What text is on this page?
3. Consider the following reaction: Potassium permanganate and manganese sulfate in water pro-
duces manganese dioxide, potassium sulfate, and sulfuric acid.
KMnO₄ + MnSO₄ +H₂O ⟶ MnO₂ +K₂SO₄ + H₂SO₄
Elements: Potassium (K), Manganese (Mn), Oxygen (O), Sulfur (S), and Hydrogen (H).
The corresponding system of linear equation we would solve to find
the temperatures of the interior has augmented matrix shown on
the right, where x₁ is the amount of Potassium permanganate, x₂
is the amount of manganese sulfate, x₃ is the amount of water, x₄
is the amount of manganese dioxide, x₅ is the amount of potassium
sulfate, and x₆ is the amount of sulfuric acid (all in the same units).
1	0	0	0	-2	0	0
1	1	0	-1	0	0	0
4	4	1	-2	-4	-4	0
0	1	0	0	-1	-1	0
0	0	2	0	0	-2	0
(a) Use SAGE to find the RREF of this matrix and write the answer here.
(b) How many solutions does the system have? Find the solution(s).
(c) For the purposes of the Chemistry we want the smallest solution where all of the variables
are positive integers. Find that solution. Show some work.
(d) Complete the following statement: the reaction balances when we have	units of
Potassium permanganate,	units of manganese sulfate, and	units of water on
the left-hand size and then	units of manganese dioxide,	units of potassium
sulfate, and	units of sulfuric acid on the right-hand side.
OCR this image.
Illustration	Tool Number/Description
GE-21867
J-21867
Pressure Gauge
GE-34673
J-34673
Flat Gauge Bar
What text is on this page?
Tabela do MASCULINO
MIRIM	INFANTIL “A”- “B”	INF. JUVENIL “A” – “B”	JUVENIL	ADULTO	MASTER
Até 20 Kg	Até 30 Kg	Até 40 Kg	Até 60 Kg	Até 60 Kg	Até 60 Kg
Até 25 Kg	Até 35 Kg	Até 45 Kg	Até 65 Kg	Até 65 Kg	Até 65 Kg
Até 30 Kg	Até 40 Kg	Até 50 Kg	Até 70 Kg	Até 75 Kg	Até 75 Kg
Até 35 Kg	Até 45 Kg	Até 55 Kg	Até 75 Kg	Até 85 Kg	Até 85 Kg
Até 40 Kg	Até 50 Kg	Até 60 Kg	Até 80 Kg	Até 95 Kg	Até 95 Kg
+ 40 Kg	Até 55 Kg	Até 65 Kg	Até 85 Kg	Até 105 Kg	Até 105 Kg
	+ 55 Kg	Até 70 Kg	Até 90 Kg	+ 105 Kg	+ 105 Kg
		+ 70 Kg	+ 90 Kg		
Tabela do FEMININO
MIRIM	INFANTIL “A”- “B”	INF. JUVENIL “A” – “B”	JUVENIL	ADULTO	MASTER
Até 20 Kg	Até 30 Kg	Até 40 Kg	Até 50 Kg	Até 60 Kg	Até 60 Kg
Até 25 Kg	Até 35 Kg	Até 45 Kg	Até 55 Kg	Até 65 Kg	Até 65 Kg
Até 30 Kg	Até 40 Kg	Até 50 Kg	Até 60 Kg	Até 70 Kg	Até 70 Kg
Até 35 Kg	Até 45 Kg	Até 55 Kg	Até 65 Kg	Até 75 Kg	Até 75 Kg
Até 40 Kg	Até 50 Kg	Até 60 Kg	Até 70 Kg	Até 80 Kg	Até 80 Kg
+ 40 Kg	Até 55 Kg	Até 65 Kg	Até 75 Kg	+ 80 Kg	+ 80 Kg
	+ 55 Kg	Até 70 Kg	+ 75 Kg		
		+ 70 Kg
________________________________________
Pick out the lines that have the word "dioxide". Copy them all.

Expected output ▸
duces manganese dioxide, potassium sulfate, and sulfuric acid.
is the amount of manganese dioxide, x₅ is the amount of potassium
the left-hand size and then	units of manganese dioxide,	units of potassium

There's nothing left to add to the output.